[Data extract]

----

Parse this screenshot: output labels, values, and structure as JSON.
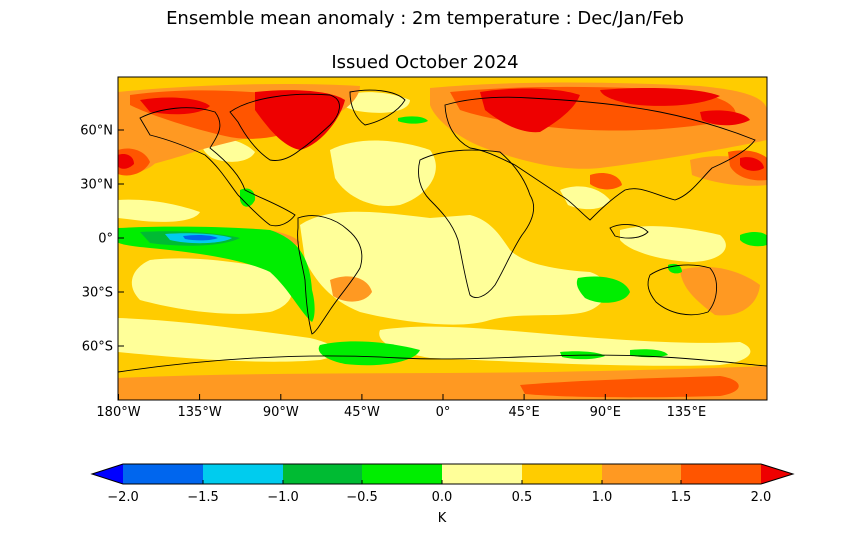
{
  "title": "Ensemble mean anomaly : 2m temperature : Dec/Jan/Feb",
  "subtitle": "Issued October 2024",
  "map": {
    "lon_ticks": [
      "180°W",
      "135°W",
      "90°W",
      "45°W",
      "0°",
      "45°E",
      "90°E",
      "135°E"
    ],
    "lat_ticks": [
      "60°N",
      "30°N",
      "0°",
      "30°S",
      "60°S"
    ]
  },
  "colorbar": {
    "unit": "K",
    "tick_labels": [
      "−2.0",
      "−1.5",
      "−1.0",
      "−0.5",
      "0.0",
      "0.5",
      "1.0",
      "1.5",
      "2.0"
    ],
    "colors": [
      "#0000ff",
      "#0066ee",
      "#00ccee",
      "#00bb33",
      "#00ee00",
      "#ffff99",
      "#ffcc00",
      "#ff9922",
      "#ff5500",
      "#ee0000"
    ]
  }
}
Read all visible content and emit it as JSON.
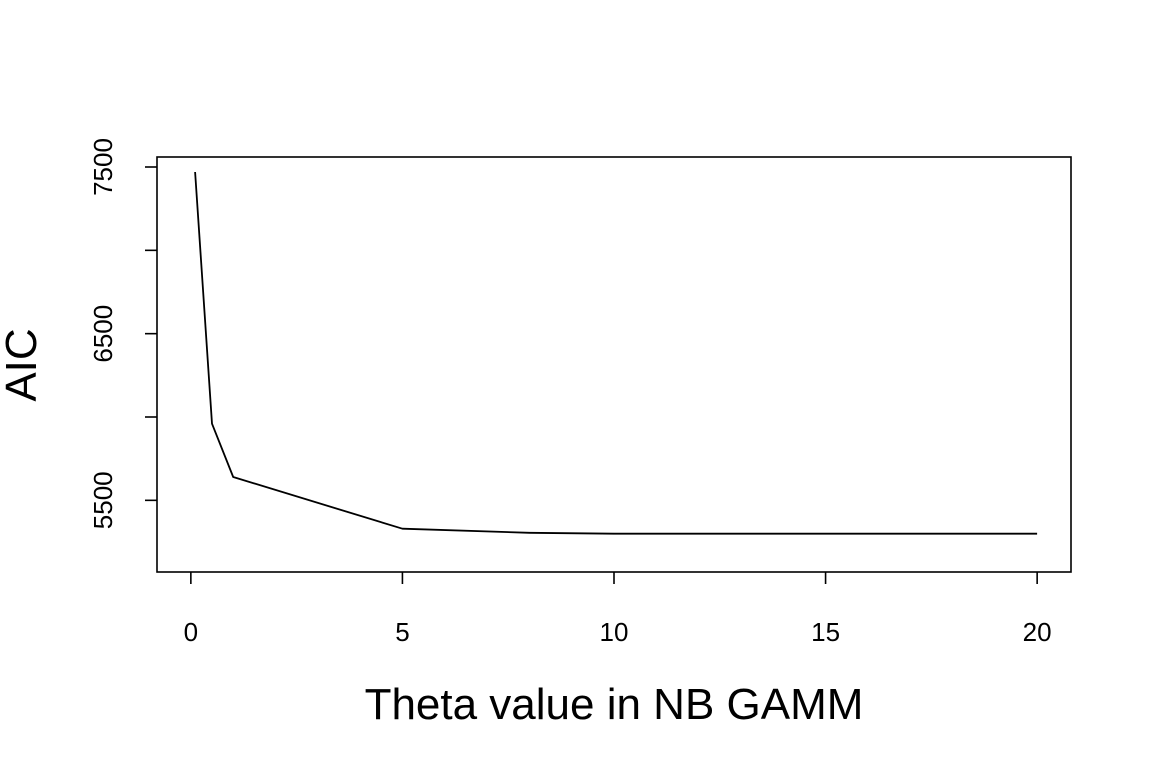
{
  "chart_data": {
    "type": "line",
    "title": "",
    "xlabel": "Theta value in NB GAMM",
    "ylabel": "AIC",
    "xlim": [
      -0.8,
      20.8
    ],
    "ylim": [
      5070,
      7560
    ],
    "xticks": [
      0,
      5,
      10,
      15,
      20
    ],
    "xtick_labels": [
      "0",
      "5",
      "10",
      "15",
      "20"
    ],
    "yticks": [
      5500,
      6000,
      6500,
      7000,
      7500
    ],
    "ytick_labels": [
      "5500",
      "",
      "6500",
      "",
      "7500"
    ],
    "grid": false,
    "legend": "none",
    "series": [
      {
        "x": [
          0.1,
          0.5,
          1,
          5,
          8,
          10,
          20
        ],
        "values": [
          7470,
          5960,
          5640,
          5330,
          5305,
          5300,
          5300
        ]
      }
    ],
    "colors": {
      "line": "#000000",
      "axis": "#000000",
      "background": "#ffffff"
    }
  }
}
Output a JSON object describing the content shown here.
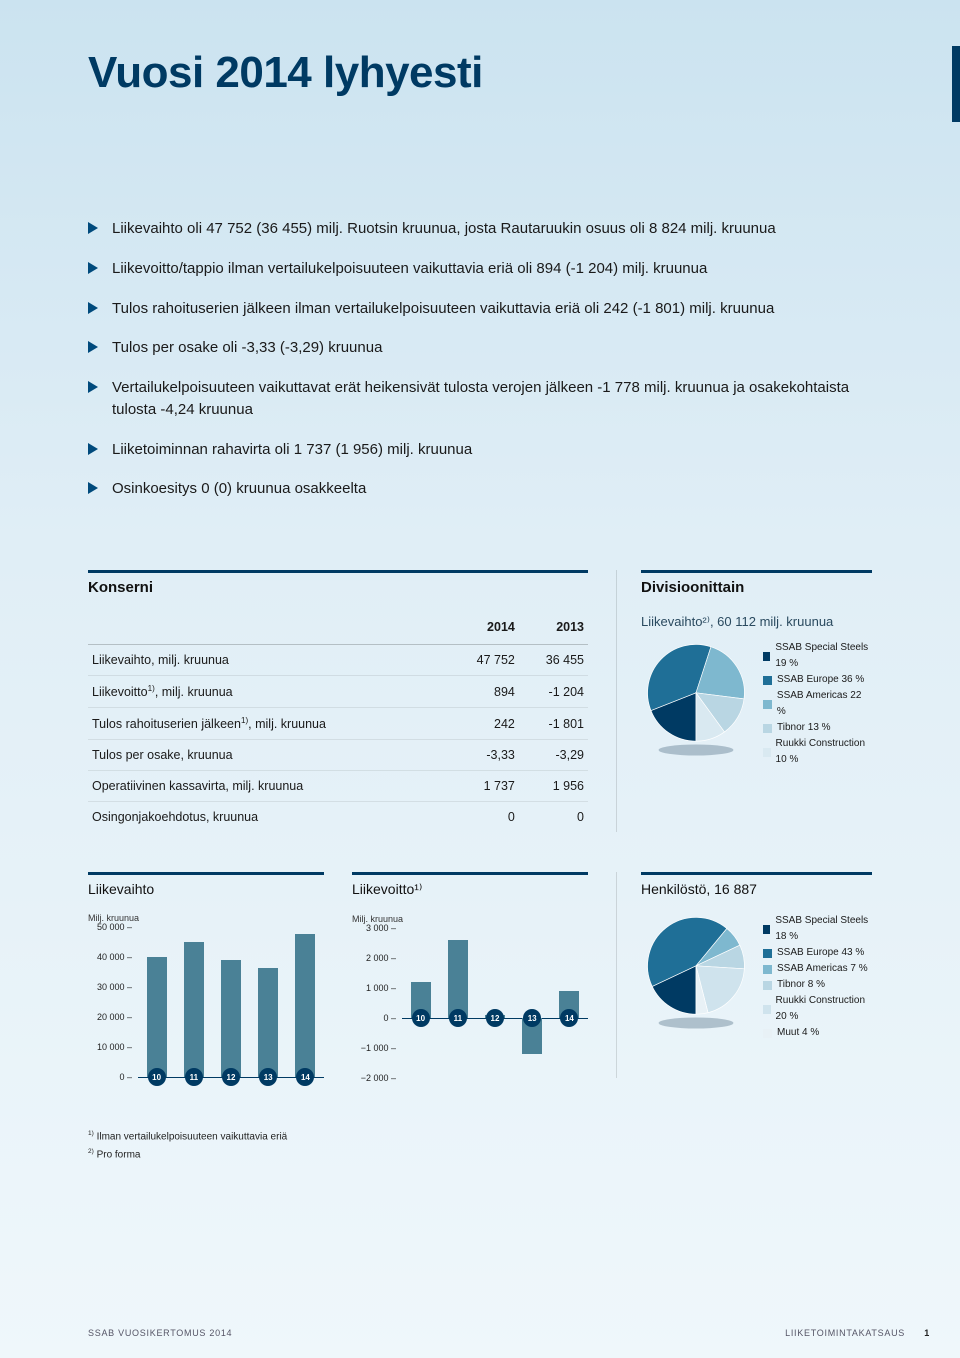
{
  "title": "Vuosi 2014 lyhyesti",
  "bullets": [
    "Liikevaihto oli 47 752 (36 455) milj. Ruotsin kruunua, josta Rautaruukin osuus oli 8 824 milj. kruunua",
    "Liikevoitto/tappio ilman vertailukelpoisuuteen vaikuttavia eriä oli 894 (-1 204) milj. kruunua",
    "Tulos rahoituserien jälkeen ilman vertailukelpoisuuteen vaikuttavia eriä oli 242 (-1 801) milj. kruunua",
    "Tulos per osake oli -3,33 (-3,29) kruunua",
    "Vertailukelpoisuuteen vaikuttavat erät heikensivät tulosta verojen jälkeen -1 778 milj. kruunua ja osakekohtaista tulosta -4,24 kruunua",
    "Liiketoiminnan rahavirta oli 1 737 (1 956) milj. kruunua",
    "Osinkoesitys 0 (0) kruunua osakkeelta"
  ],
  "table": {
    "heading": "Konserni",
    "col1": "2014",
    "col2": "2013",
    "rows": [
      {
        "label": "Liikevaihto, milj. kruunua",
        "v1": "47 752",
        "v2": "36 455"
      },
      {
        "label": "Liikevoitto<sup>1)</sup>, milj. kruunua",
        "v1": "894",
        "v2": "-1 204"
      },
      {
        "label": "Tulos rahoituserien jälkeen<sup>1)</sup>, milj. kruunua",
        "v1": "242",
        "v2": "-1 801"
      },
      {
        "label": "Tulos per osake, kruunua",
        "v1": "-3,33",
        "v2": "-3,29"
      },
      {
        "label": "Operatiivinen kassavirta, milj. kruunua",
        "v1": "1 737",
        "v2": "1 956"
      },
      {
        "label": "Osingonjakoehdotus, kruunua",
        "v1": "0",
        "v2": "0"
      }
    ]
  },
  "divisions": {
    "heading": "Divisioonittain",
    "subhead": "Liikevaihto²⁾, 60 112 milj. kruunua",
    "slices": [
      {
        "label": "SSAB Special Steels 19 %",
        "value": 19,
        "color": "#003a63"
      },
      {
        "label": "SSAB Europe 36 %",
        "value": 36,
        "color": "#1f6f97"
      },
      {
        "label": "SSAB Americas 22 %",
        "value": 22,
        "color": "#7eb8cf"
      },
      {
        "label": "Tibnor 13 %",
        "value": 13,
        "color": "#b9d6e3"
      },
      {
        "label": "Ruukki Construction 10 %",
        "value": 10,
        "color": "#d9e9f1"
      }
    ]
  },
  "chart1": {
    "title": "Liikevaihto",
    "unit": "Milj. kruunua",
    "ymin": 0,
    "ymax": 50000,
    "ystep": 10000,
    "years": [
      "10",
      "11",
      "12",
      "13",
      "14"
    ],
    "values": [
      40000,
      45000,
      39000,
      36455,
      47752
    ],
    "bar_color": "#4a8196",
    "baseline_value": 0
  },
  "chart2": {
    "title": "Liikevoitto¹⁾",
    "unit": "Milj. kruunua",
    "ymin": -2000,
    "ymax": 3000,
    "ystep": 1000,
    "years": [
      "10",
      "11",
      "12",
      "13",
      "14"
    ],
    "values": [
      1200,
      2600,
      100,
      -1204,
      894
    ],
    "bar_color": "#4a8196",
    "baseline_value": 0
  },
  "staff": {
    "title": "Henkilöstö, 16 887",
    "slices": [
      {
        "label": "SSAB Special Steels 18 %",
        "value": 18,
        "color": "#003a63"
      },
      {
        "label": "SSAB Europe 43 %",
        "value": 43,
        "color": "#1f6f97"
      },
      {
        "label": "SSAB Americas 7 %",
        "value": 7,
        "color": "#7eb8cf"
      },
      {
        "label": "Tibnor 8 %",
        "value": 8,
        "color": "#b9d6e3"
      },
      {
        "label": "Ruukki Construction 20 %",
        "value": 20,
        "color": "#cfe3ed"
      },
      {
        "label": "Muut 4 %",
        "value": 4,
        "color": "#e8f1f6"
      }
    ]
  },
  "footnotes": {
    "f1": "Ilman vertailukelpoisuuteen vaikuttavia eriä",
    "f2": "Pro forma"
  },
  "footer": {
    "left": "SSAB VUOSIKERTOMUS 2014",
    "right": "LIIKETOIMINTAKATSAUS",
    "page": "1"
  }
}
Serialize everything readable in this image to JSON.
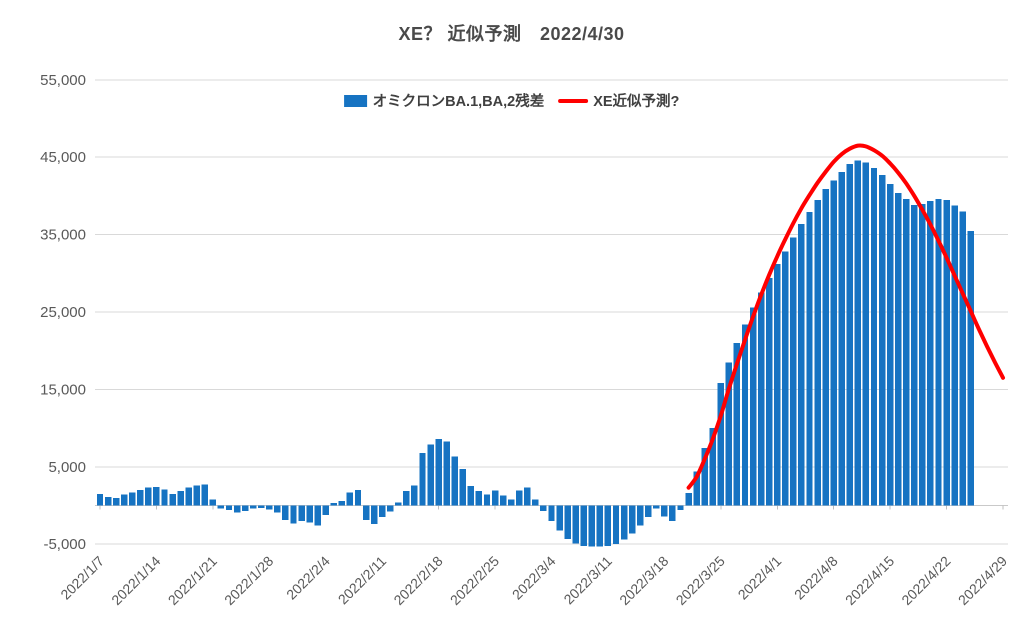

----

[Stated task]
Leave the pictures out and output the rest of the listing exactly.

[Answer below]
Parse this screenshot: output labels, values, and structure as JSON.
{
  "title": "Ensemble mean anomaly : 2m temperature : Dec/Jan/Feb",
  "subtitle": "Issued October 2024",
  "map": {
    "lon_ticks": [
      "180°W",
      "135°W",
      "90°W",
      "45°W",
      "0°",
      "45°E",
      "90°E",
      "135°E"
    ],
    "lat_ticks": [
      "60°N",
      "30°N",
      "0°",
      "30°S",
      "60°S"
    ]
  },
  "colorbar": {
    "unit": "K",
    "tick_labels": [
      "−2.0",
      "−1.5",
      "−1.0",
      "−0.5",
      "0.0",
      "0.5",
      "1.0",
      "1.5",
      "2.0"
    ],
    "colors": [
      "#0000ff",
      "#0066ee",
      "#00ccee",
      "#00bb33",
      "#00ee00",
      "#ffff99",
      "#ffcc00",
      "#ff9922",
      "#ff5500",
      "#ee0000"
    ]
  }
}
Read all visible content and emit it as JSON.
{
  "chart_data": {
    "type": "line",
    "title": "",
    "xlabel": "Theta value in NB GAMM",
    "ylabel": "AIC",
    "xlim": [
      -0.8,
      20.8
    ],
    "ylim": [
      5070,
      7560
    ],
    "xticks": [
      0,
      5,
      10,
      15,
      20
    ],
    "xtick_labels": [
      "0",
      "5",
      "10",
      "15",
      "20"
    ],
    "yticks": [
      5500,
      6000,
      6500,
      7000,
      7500
    ],
    "ytick_labels": [
      "5500",
      "",
      "6500",
      "",
      "7500"
    ],
    "grid": false,
    "legend": "none",
    "series": [
      {
        "x": [
          0.1,
          0.5,
          1,
          5,
          8,
          10,
          20
        ],
        "values": [
          7470,
          5960,
          5640,
          5330,
          5305,
          5300,
          5300
        ]
      }
    ],
    "colors": {
      "line": "#000000",
      "axis": "#000000",
      "background": "#ffffff"
    }
  }
}
Output a JSON object describing the content shown here.
{
  "title": "Vuosi 2014 lyhyesti",
  "bullets": [
    "Liikevaihto oli 47 752 (36 455) milj. Ruotsin kruunua, josta Rautaruukin osuus oli 8 824 milj. kruunua",
    "Liikevoitto/tappio ilman vertailukelpoisuuteen vaikuttavia eriä oli 894 (-1 204) milj. kruunua",
    "Tulos rahoituserien jälkeen ilman vertailukelpoisuuteen vaikuttavia eriä oli 242 (-1 801) milj. kruunua",
    "Tulos per osake oli -3,33 (-3,29) kruunua",
    "Vertailukelpoisuuteen vaikuttavat erät heikensivät tulosta verojen jälkeen -1 778 milj. kruunua ja osakekohtaista tulosta -4,24 kruunua",
    "Liiketoiminnan rahavirta oli 1 737 (1 956) milj. kruunua",
    "Osinkoesitys 0 (0) kruunua osakkeelta"
  ],
  "table": {
    "heading": "Konserni",
    "col1": "2014",
    "col2": "2013",
    "rows": [
      {
        "label": "Liikevaihto, milj. kruunua",
        "v1": "47 752",
        "v2": "36 455"
      },
      {
        "label": "Liikevoitto<sup>1)</sup>, milj. kruunua",
        "v1": "894",
        "v2": "-1 204"
      },
      {
        "label": "Tulos rahoituserien jälkeen<sup>1)</sup>, milj. kruunua",
        "v1": "242",
        "v2": "-1 801"
      },
      {
        "label": "Tulos per osake, kruunua",
        "v1": "-3,33",
        "v2": "-3,29"
      },
      {
        "label": "Operatiivinen kassavirta, milj. kruunua",
        "v1": "1 737",
        "v2": "1 956"
      },
      {
        "label": "Osingonjakoehdotus, kruunua",
        "v1": "0",
        "v2": "0"
      }
    ]
  },
  "divisions": {
    "heading": "Divisioonittain",
    "subhead": "Liikevaihto²⁾, 60 112 milj. kruunua",
    "slices": [
      {
        "label": "SSAB Special Steels 19 %",
        "value": 19,
        "color": "#003a63"
      },
      {
        "label": "SSAB Europe 36 %",
        "value": 36,
        "color": "#1f6f97"
      },
      {
        "label": "SSAB Americas 22 %",
        "value": 22,
        "color": "#7eb8cf"
      },
      {
        "label": "Tibnor 13 %",
        "value": 13,
        "color": "#b9d6e3"
      },
      {
        "label": "Ruukki Construction 10 %",
        "value": 10,
        "color": "#d9e9f1"
      }
    ]
  },
  "chart1": {
    "title": "Liikevaihto",
    "unit": "Milj. kruunua",
    "ymin": 0,
    "ymax": 50000,
    "ystep": 10000,
    "years": [
      "10",
      "11",
      "12",
      "13",
      "14"
    ],
    "values": [
      40000,
      45000,
      39000,
      36455,
      47752
    ],
    "bar_color": "#4a8196",
    "baseline_value": 0
  },
  "chart2": {
    "title": "Liikevoitto¹⁾",
    "unit": "Milj. kruunua",
    "ymin": -2000,
    "ymax": 3000,
    "ystep": 1000,
    "years": [
      "10",
      "11",
      "12",
      "13",
      "14"
    ],
    "values": [
      1200,
      2600,
      100,
      -1204,
      894
    ],
    "bar_color": "#4a8196",
    "baseline_value": 0
  },
  "staff": {
    "title": "Henkilöstö, 16 887",
    "slices": [
      {
        "label": "SSAB Special Steels 18 %",
        "value": 18,
        "color": "#003a63"
      },
      {
        "label": "SSAB Europe 43 %",
        "value": 43,
        "color": "#1f6f97"
      },
      {
        "label": "SSAB Americas 7 %",
        "value": 7,
        "color": "#7eb8cf"
      },
      {
        "label": "Tibnor 8 %",
        "value": 8,
        "color": "#b9d6e3"
      },
      {
        "label": "Ruukki Construction 20 %",
        "value": 20,
        "color": "#cfe3ed"
      },
      {
        "label": "Muut 4 %",
        "value": 4,
        "color": "#e8f1f6"
      }
    ]
  },
  "footnotes": {
    "f1": "Ilman vertailukelpoisuuteen vaikuttavia eriä",
    "f2": "Pro forma"
  },
  "footer": {
    "left": "SSAB VUOSIKERTOMUS 2014",
    "right": "LIIKETOIMINTAKATSAUS",
    "page": "1"
  }
}
Serialize everything readable in this image to JSON.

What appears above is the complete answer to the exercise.